RECORDS FOR THE EXERCISE:

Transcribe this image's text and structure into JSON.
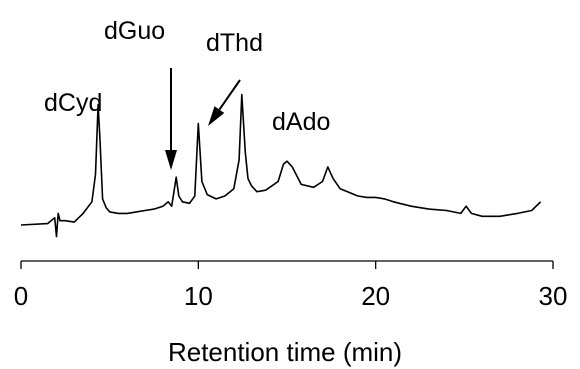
{
  "chart_data": {
    "type": "line",
    "title": "",
    "xlabel": "Retention time (min)",
    "ylabel": "",
    "xlim": [
      0,
      30
    ],
    "xticks": [
      0,
      10,
      20,
      30
    ],
    "xtick_labels": [
      "0",
      "10",
      "20",
      "30"
    ],
    "grid": false,
    "series": [
      {
        "color": "#000000",
        "x": [
          0,
          1.5,
          1.9,
          2.0,
          2.1,
          2.2,
          2.5,
          3.0,
          3.5,
          4.0,
          4.2,
          4.35,
          4.45,
          4.6,
          4.8,
          5.0,
          5.5,
          6.0,
          6.5,
          7.0,
          7.5,
          8.0,
          8.3,
          8.5,
          8.6,
          8.75,
          8.9,
          9.1,
          9.5,
          9.8,
          10.0,
          10.2,
          10.5,
          11.0,
          11.5,
          12.0,
          12.3,
          12.45,
          12.65,
          12.8,
          13.0,
          13.3,
          13.8,
          14.5,
          14.8,
          15.0,
          15.3,
          15.8,
          16.5,
          17.0,
          17.3,
          17.6,
          18.0,
          19.0,
          19.5,
          20.0,
          20.5,
          21.0,
          22.0,
          23.0,
          24.0,
          24.8,
          25.1,
          25.4,
          26.0,
          27.0,
          28.0,
          28.8,
          29.3
        ],
        "y": [
          0,
          0.1,
          0.5,
          -0.8,
          0.8,
          0.3,
          0.3,
          0.2,
          0.8,
          1.6,
          3.5,
          8.3,
          6.0,
          1.8,
          1.2,
          0.9,
          0.8,
          0.8,
          0.9,
          1.0,
          1.1,
          1.3,
          1.6,
          1.3,
          2.1,
          3.3,
          2.0,
          1.6,
          1.5,
          2.0,
          7.0,
          3.0,
          2.1,
          1.8,
          2.0,
          2.5,
          4.5,
          9.0,
          5.0,
          3.2,
          2.7,
          2.3,
          2.4,
          3.0,
          4.2,
          4.4,
          4.0,
          2.8,
          2.6,
          3.0,
          4.0,
          3.2,
          2.5,
          2.0,
          1.9,
          1.9,
          1.8,
          1.6,
          1.3,
          1.1,
          1.0,
          0.8,
          1.3,
          0.8,
          0.6,
          0.6,
          0.8,
          1.0,
          1.6
        ]
      }
    ],
    "annotations": [
      {
        "text": "dCyd",
        "x": 4.4,
        "arrow": false
      },
      {
        "text": "dGuo",
        "x": 8.3,
        "arrow": true
      },
      {
        "text": "dThd",
        "x": 10.0,
        "arrow": true
      },
      {
        "text": "dAdo",
        "x": 12.6,
        "arrow": false
      }
    ]
  }
}
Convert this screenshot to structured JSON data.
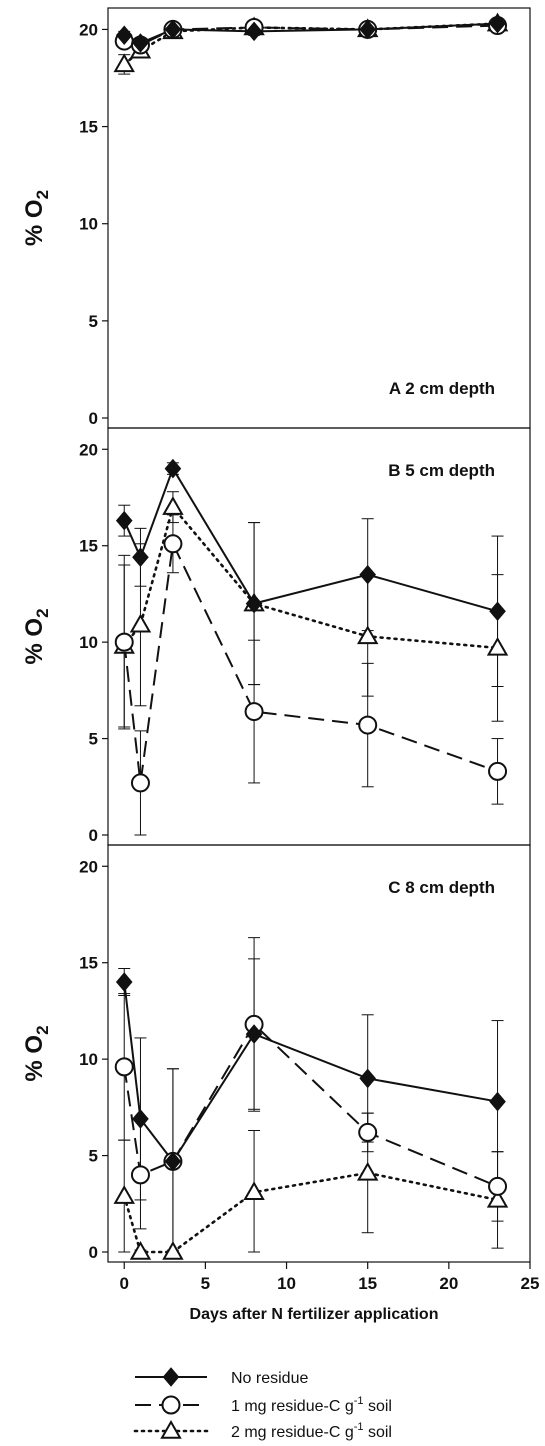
{
  "chart_data": {
    "type": "line",
    "x_shared": {
      "xlabel": "Days after N fertilizer application",
      "xlim": [
        -1,
        25
      ],
      "xticks": [
        0,
        5,
        10,
        15,
        20,
        25
      ]
    },
    "legend": {
      "placement": "bottom",
      "entries": [
        {
          "text": "No residue",
          "marker": "filled-diamond",
          "line": "solid"
        },
        {
          "text_parts": [
            "1 mg residue-C g",
            "-1",
            " soil"
          ],
          "marker": "open-circle",
          "line": "dashed"
        },
        {
          "text_parts": [
            "2 mg residue-C g",
            "-1",
            " soil"
          ],
          "marker": "open-triangle",
          "line": "dotted"
        }
      ]
    },
    "panels": [
      {
        "label": "A  2 cm depth",
        "ylabel_parts": [
          "% O",
          "2"
        ],
        "ylim": [
          0,
          21
        ],
        "yticks": [
          0,
          5,
          10,
          15,
          20
        ],
        "series": [
          {
            "key": "no_residue",
            "x": [
              0,
              1,
              3,
              8,
              15,
              23
            ],
            "y": [
              19.7,
              19.3,
              20.0,
              19.9,
              20.0,
              20.3
            ],
            "err": [
              0.2,
              0.2,
              0.2,
              0.2,
              0.2,
              0.2
            ]
          },
          {
            "key": "one_mg",
            "x": [
              0,
              1,
              3,
              8,
              15,
              23
            ],
            "y": [
              19.4,
              19.2,
              20.0,
              20.1,
              20.0,
              20.2
            ],
            "err": [
              0.3,
              0.2,
              0.2,
              0.2,
              0.2,
              0.2
            ]
          },
          {
            "key": "two_mg",
            "x": [
              0,
              1,
              3,
              8,
              15,
              23
            ],
            "y": [
              18.2,
              18.9,
              19.9,
              20.1,
              20.0,
              20.3
            ],
            "err": [
              0.5,
              0.3,
              0.2,
              0.2,
              0.2,
              0.2
            ]
          }
        ]
      },
      {
        "label": "B  5 cm depth",
        "ylabel_parts": [
          "% O",
          "2"
        ],
        "ylim": [
          0,
          21
        ],
        "yticks": [
          0,
          5,
          10,
          15,
          20
        ],
        "series": [
          {
            "key": "no_residue",
            "x": [
              0,
              1,
              3,
              8,
              15,
              23
            ],
            "y": [
              16.3,
              14.4,
              19.0,
              12.0,
              13.5,
              11.6
            ],
            "err": [
              0.8,
              1.5,
              0.3,
              4.2,
              2.9,
              3.9
            ]
          },
          {
            "key": "one_mg",
            "x": [
              0,
              1,
              3,
              8,
              15,
              23
            ],
            "y": [
              10.0,
              2.7,
              15.1,
              6.4,
              5.7,
              3.3
            ],
            "err": [
              4.5,
              2.7,
              1.5,
              3.7,
              3.2,
              1.7
            ]
          },
          {
            "key": "two_mg",
            "x": [
              0,
              1,
              3,
              8,
              15,
              23
            ],
            "y": [
              9.8,
              10.9,
              17.0,
              12.0,
              10.3,
              9.7
            ],
            "err": [
              4.2,
              4.2,
              0.8,
              4.2,
              3.1,
              3.8
            ]
          }
        ]
      },
      {
        "label": "C  8 cm depth",
        "ylabel_parts": [
          "% O",
          "2"
        ],
        "ylim": [
          0,
          21
        ],
        "yticks": [
          0,
          5,
          10,
          15,
          20
        ],
        "series": [
          {
            "key": "no_residue",
            "x": [
              0,
              1,
              3,
              8,
              15,
              23
            ],
            "y": [
              14.0,
              6.9,
              4.7,
              11.3,
              9.0,
              7.8
            ],
            "err": [
              0.7,
              4.2,
              4.8,
              3.9,
              3.3,
              4.2
            ]
          },
          {
            "key": "one_mg",
            "x": [
              0,
              1,
              3,
              8,
              15,
              23
            ],
            "y": [
              9.6,
              4.0,
              4.7,
              11.8,
              6.2,
              3.4
            ],
            "err": [
              3.8,
              2.8,
              4.8,
              4.5,
              1.0,
              1.8
            ]
          },
          {
            "key": "two_mg",
            "x": [
              0,
              1,
              3,
              8,
              15,
              23
            ],
            "y": [
              2.9,
              0.0,
              0.0,
              3.1,
              4.1,
              2.7
            ],
            "err": [
              2.9,
              0.1,
              0.1,
              3.2,
              3.1,
              2.5
            ]
          }
        ]
      }
    ]
  }
}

PROBLEM TO SOLVE: Show each line in the entries that holds the string "open".

CORRECT RESPONSE:
          "marker": "open-circle",
          "marker": "open-triangle",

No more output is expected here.